Start
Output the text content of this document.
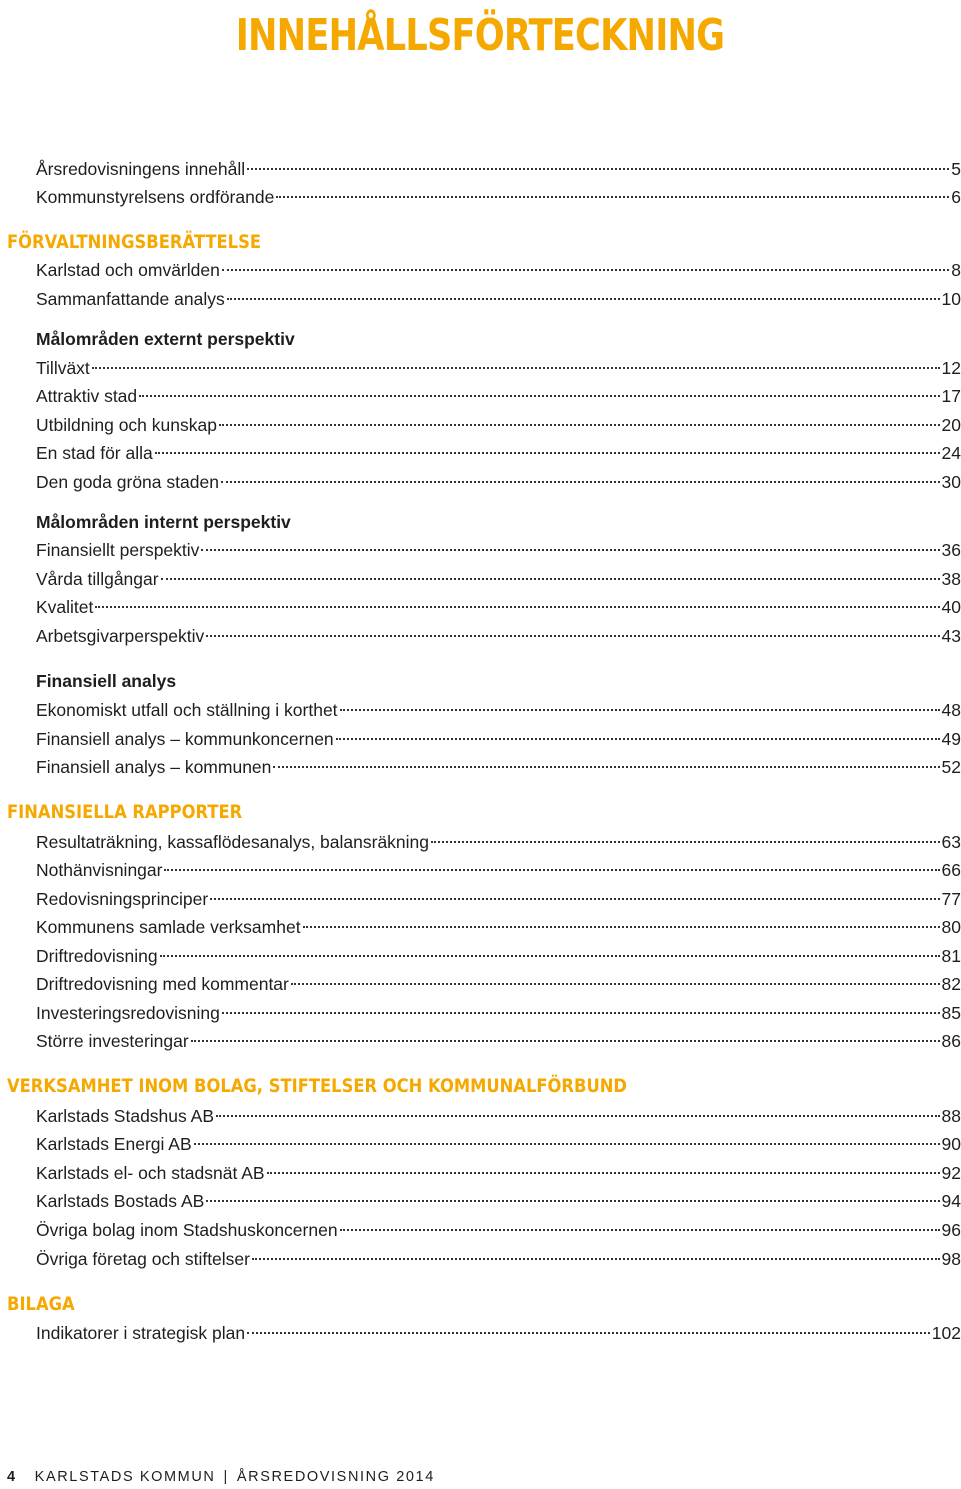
INNEHÅLLSFÖRTECKNING
Årsredovisningens innehåll	5
Kommunstyrelsens ordförande	6
FÖRVALTNINGSBERÄTTELSE
Karlstad och omvärlden	8
Sammanfattande analys	10
Målområden externt perspektiv
Tillväxt	12
Attraktiv stad	17
Utbildning och kunskap	20
En stad för alla	24
Den goda gröna staden	30
Målområden internt perspektiv
Finansiellt perspektiv	36
Vårda tillgångar	38
Kvalitet	40
Arbetsgivarperspektiv	43
Finansiell analys
Ekonomiskt utfall och ställning i korthet	48
Finansiell analys – kommunkoncernen	49
Finansiell analys – kommunen	52
FINANSIELLA RAPPORTER
Resultaträkning, kassaflödesanalys, balansräkning	63
Nothänvisningar	66
Redovisningsprinciper	77
Kommunens samlade verksamhet	80
Driftredovisning	81
Driftredovisning med kommentar	82
Investeringsredovisning	85
Större investeringar	86
VERKSAMHET INOM BOLAG, STIFTELSER OCH KOMMUNALFÖRBUND
Karlstads Stadshus AB	88
Karlstads Energi AB	90
Karlstads el- och stadsnät AB	92
Karlstads Bostads AB	94
Övriga bolag inom Stadshuskoncernen	96
Övriga företag och stiftelser	98
BILAGA
Indikatorer i strategisk plan	102
4 KARLSTADS KOMMUN | ÅRSREDOVISNING 2014
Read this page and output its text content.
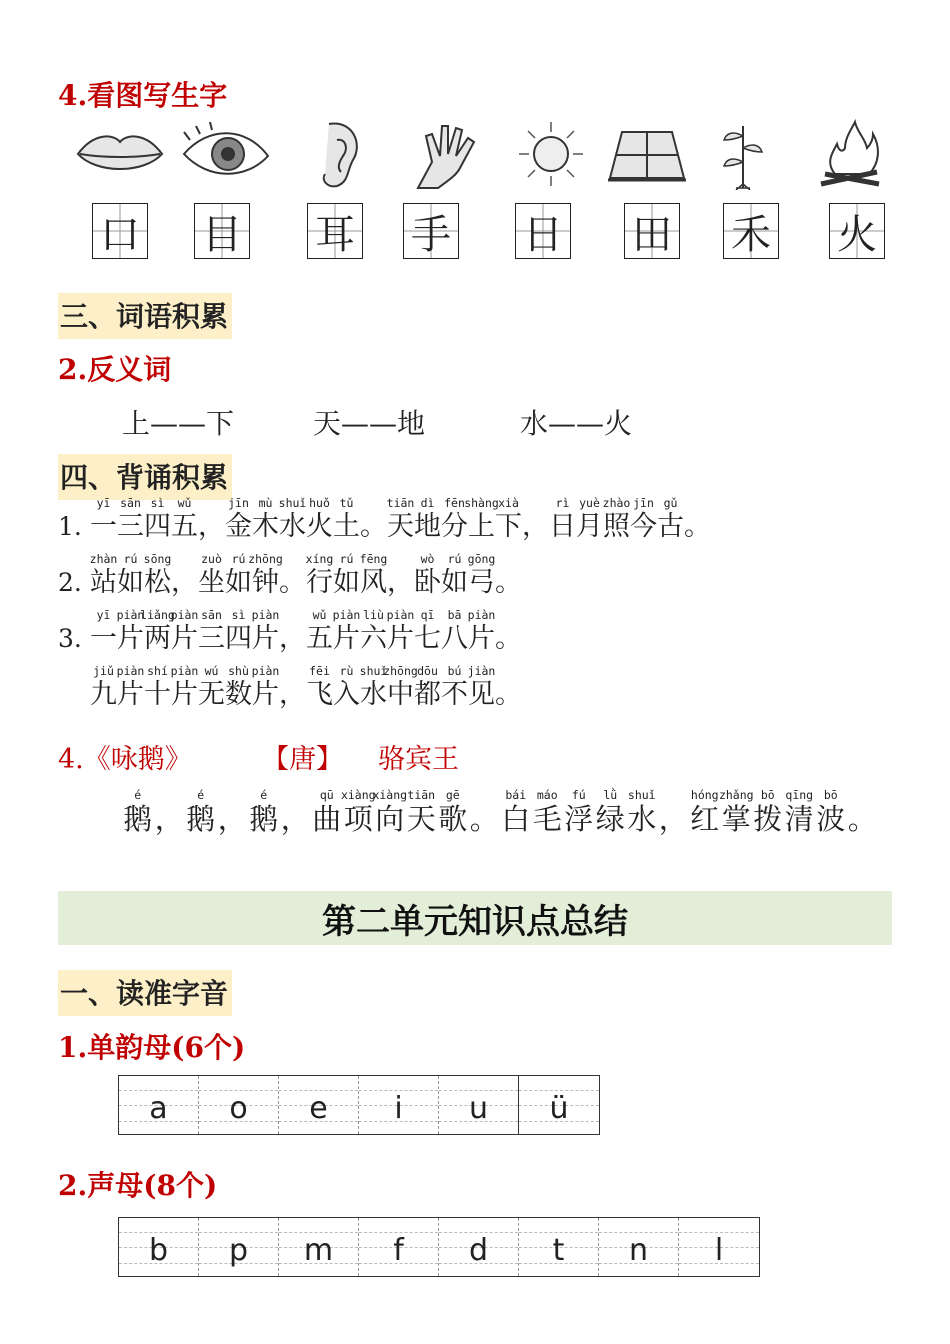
4.看图写生字
口 目 耳 手 日 田 禾 火
三、词语积累
2.反义词
上——下	天——地	水——火
四、背诵积累
1.
yī
一
sān
三
sì
四
wǔ
五 ，
jīn
金
mù
木
shuǐ
水
huǒ
火
tǔ
土 。
tiān
天
dì
地
fēn
分
shàng
上
xià
下 ，
rì
日
yuè
月
zhào
照
jīn
今
gǔ
古 。
2.
zhàn
站
rú
如
sōng
松 ，
zuò
坐
rú
如
zhōng
钟 。
xíng
行
rú
如
fēng
风 ，
wò
卧
rú
如
gōng
弓 。
3.
yī
一
piàn
片
liǎng
两
piàn
片
sān
三
sì
四
piàn
片 ，
wǔ
五
piàn
片
liù
六
piàn
片
qī
七
bā
八
piàn
片 。
jiǔ
九
piàn
片
shí
十
piàn
片
wú
无
shù
数
piàn
片 ，
fēi
飞
rù
入
shuǐ
水
zhōng
中
dōu
都
bú
不
jiàn
见 。
4.《咏鹅》	【唐】 骆宾王
é
鹅 ，
é
鹅 ，
é
鹅 ，
qū
曲
xiàng
项
xiàng
向
tiān
天
gē
歌 。
bái
白
máo
毛
fú
浮
lǜ
绿
shuǐ
水 ，
hóng
红
zhǎng
掌
bō
拨
qīng
清
bō
波 。
第二单元知识点总结
一、读准字音
1.单韵母(6个)
a	o	e	i	u	ü
2.声母(8个)
b	p	m	f	d	t	n	l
End
* [Problem to work on] Collect every line above that contains the word "this".

* [Complete response]
Output the text content of this document.
Read this page and output its text content.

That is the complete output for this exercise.